> _WHAT IS EXPECTED_: Go through the entries below and print each one exactly, leaving out pictures.

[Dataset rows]
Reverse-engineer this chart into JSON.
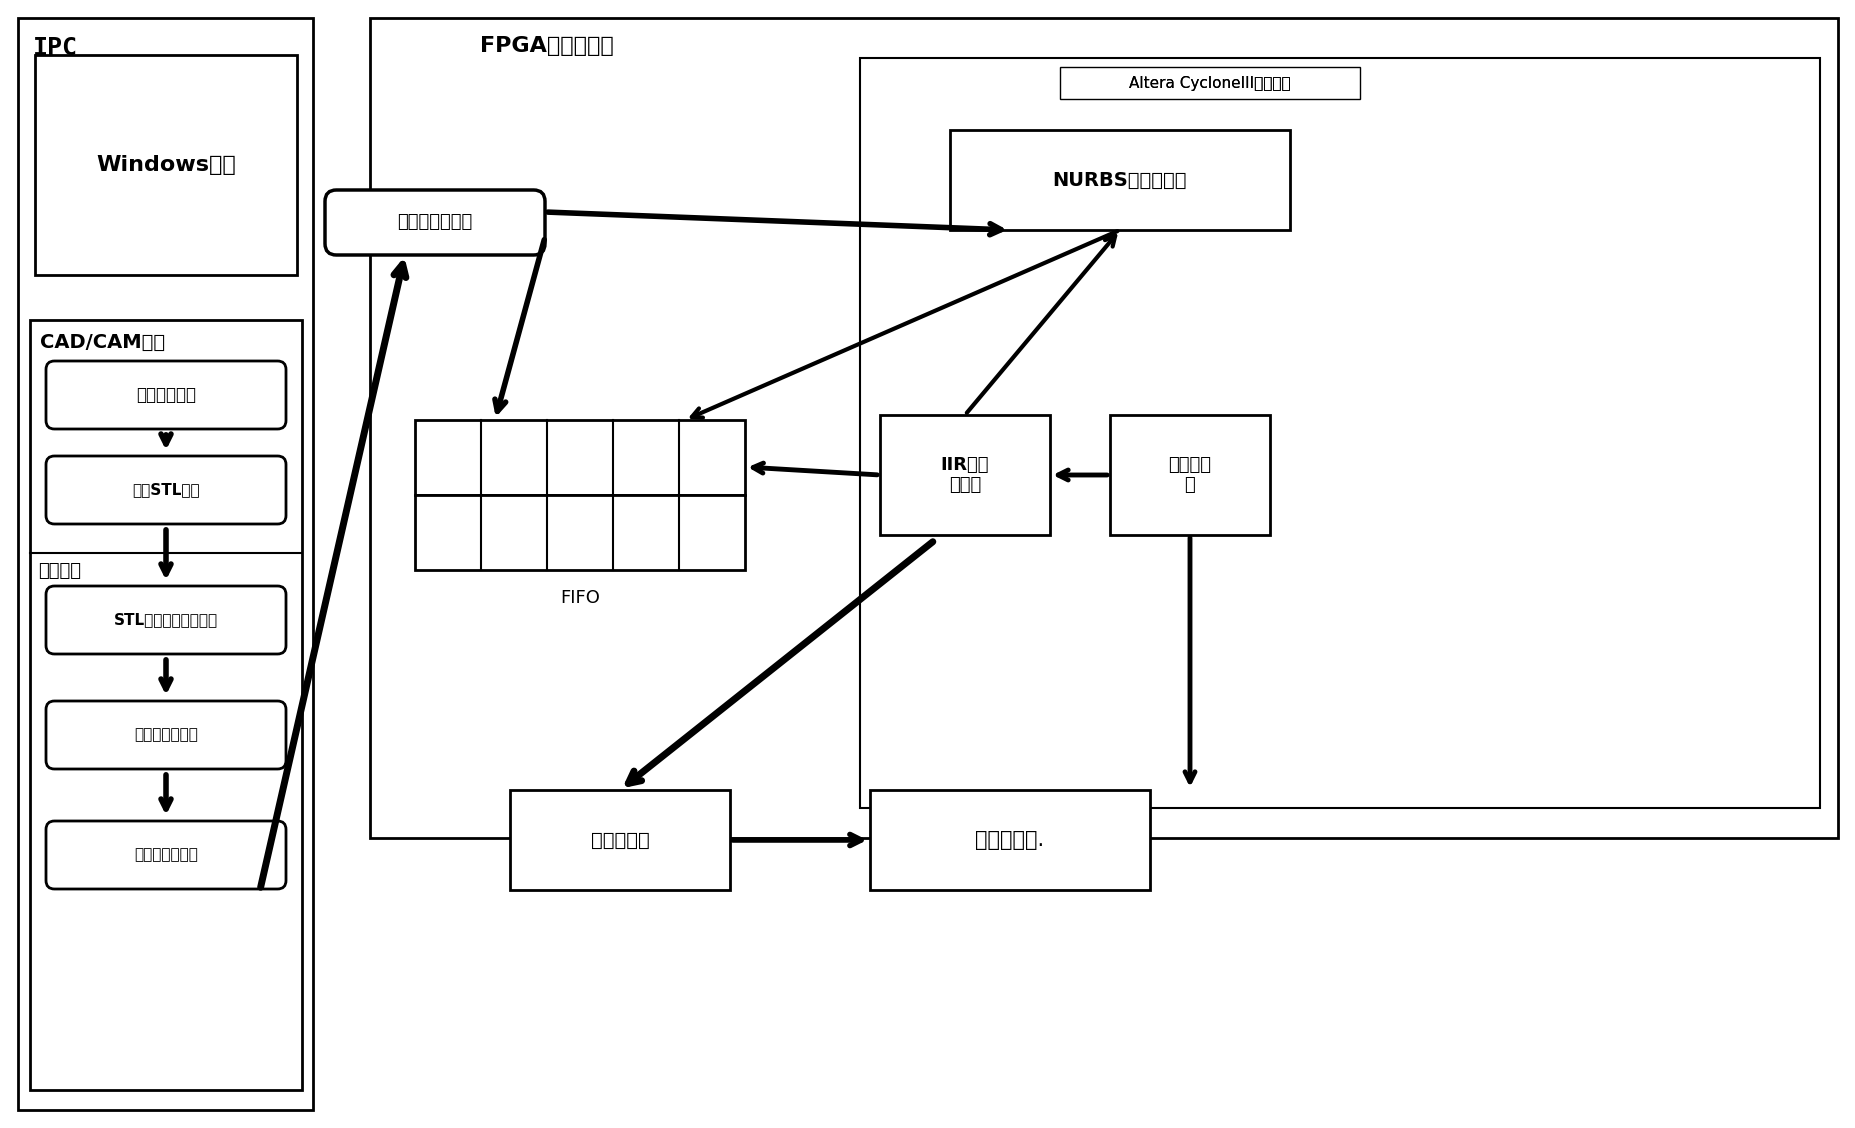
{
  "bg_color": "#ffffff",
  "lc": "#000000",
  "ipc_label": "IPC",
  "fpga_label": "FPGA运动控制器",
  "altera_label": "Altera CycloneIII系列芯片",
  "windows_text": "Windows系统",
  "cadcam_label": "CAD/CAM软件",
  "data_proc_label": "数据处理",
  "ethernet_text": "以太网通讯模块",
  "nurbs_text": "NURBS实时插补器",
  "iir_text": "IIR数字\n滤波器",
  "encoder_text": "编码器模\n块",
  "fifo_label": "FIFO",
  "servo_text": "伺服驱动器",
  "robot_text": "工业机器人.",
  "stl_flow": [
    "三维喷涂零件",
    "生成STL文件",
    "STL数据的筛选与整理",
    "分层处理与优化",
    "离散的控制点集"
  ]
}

> _EXERCISE OUTPUT_:
Reverse-engineer this chart into JSON.
{
  "bg_color": "#ffffff",
  "lc": "#000000",
  "ipc_label": "IPC",
  "fpga_label": "FPGA运动控制器",
  "altera_label": "Altera CycloneIII系列芯片",
  "windows_text": "Windows系统",
  "cadcam_label": "CAD/CAM软件",
  "data_proc_label": "数据处理",
  "ethernet_text": "以太网通讯模块",
  "nurbs_text": "NURBS实时插补器",
  "iir_text": "IIR数字\n滤波器",
  "encoder_text": "编码器模\n块",
  "fifo_label": "FIFO",
  "servo_text": "伺服驱动器",
  "robot_text": "工业机器人.",
  "stl_flow": [
    "三维喷涂零件",
    "生成STL文件",
    "STL数据的筛选与整理",
    "分层处理与优化",
    "离散的控制点集"
  ]
}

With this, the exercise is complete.